▸ WORK TO BE COMPLETED: Rewrite everything from the start of the entries down to the line containing "data-point-chaosnet [1089,175,1112,200]", replacing "x-tick-label" with "x-axis-tick" and leaving all else as it is.

▸ THE DATA:
-=-=-

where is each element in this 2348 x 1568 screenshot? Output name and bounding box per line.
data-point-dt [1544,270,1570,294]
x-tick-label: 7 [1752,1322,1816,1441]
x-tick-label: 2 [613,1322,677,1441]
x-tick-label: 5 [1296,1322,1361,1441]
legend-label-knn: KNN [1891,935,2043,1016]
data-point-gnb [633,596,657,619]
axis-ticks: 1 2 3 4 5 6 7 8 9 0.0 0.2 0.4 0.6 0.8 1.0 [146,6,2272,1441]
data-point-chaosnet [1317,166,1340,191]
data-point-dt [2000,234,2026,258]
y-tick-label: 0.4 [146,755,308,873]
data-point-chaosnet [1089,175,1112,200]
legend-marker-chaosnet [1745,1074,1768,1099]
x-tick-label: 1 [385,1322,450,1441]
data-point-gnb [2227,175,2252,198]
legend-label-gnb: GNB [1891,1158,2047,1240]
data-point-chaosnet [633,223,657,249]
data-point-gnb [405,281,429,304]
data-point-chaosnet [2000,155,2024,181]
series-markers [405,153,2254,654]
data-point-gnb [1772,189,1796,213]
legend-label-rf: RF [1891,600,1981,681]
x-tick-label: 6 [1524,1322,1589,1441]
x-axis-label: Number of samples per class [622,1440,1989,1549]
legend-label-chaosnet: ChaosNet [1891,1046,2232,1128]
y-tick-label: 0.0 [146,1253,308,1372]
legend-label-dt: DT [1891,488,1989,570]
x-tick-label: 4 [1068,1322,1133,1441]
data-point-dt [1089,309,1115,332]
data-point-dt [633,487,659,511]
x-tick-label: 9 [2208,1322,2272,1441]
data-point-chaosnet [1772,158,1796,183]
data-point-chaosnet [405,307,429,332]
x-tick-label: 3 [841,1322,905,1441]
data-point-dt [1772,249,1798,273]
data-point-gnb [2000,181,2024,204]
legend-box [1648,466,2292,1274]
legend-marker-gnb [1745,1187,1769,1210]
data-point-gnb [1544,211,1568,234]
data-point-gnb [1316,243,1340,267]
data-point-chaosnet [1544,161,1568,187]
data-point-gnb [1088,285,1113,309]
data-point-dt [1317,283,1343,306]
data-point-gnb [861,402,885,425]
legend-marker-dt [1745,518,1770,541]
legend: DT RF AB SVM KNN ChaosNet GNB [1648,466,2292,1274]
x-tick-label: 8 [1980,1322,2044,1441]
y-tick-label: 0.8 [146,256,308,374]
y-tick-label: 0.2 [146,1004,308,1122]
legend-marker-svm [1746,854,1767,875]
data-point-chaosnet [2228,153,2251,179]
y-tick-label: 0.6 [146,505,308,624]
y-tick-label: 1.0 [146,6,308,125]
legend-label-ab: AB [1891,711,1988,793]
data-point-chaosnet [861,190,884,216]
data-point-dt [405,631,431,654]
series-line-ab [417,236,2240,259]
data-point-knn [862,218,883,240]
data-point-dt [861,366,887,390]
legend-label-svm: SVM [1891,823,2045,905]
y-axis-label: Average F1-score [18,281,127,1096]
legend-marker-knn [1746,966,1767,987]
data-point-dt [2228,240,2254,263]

-=-=-

▸ CORRECT RESULT:
where is each element in this 2348 x 1568 screenshot? Output name and bounding box per line.
data-point-dt [1544,270,1570,294]
x-axis-tick: 7 [1752,1322,1816,1441]
x-axis-tick: 2 [613,1322,677,1441]
x-axis-tick: 5 [1296,1322,1361,1441]
legend-label-knn: KNN [1891,935,2043,1016]
data-point-gnb [633,596,657,619]
axis-ticks: 1 2 3 4 5 6 7 8 9 0.0 0.2 0.4 0.6 0.8 1.0 [146,6,2272,1441]
data-point-chaosnet [1317,166,1340,191]
data-point-dt [2000,234,2026,258]
y-tick-label: 0.4 [146,755,308,873]
data-point-chaosnet [1089,175,1112,200]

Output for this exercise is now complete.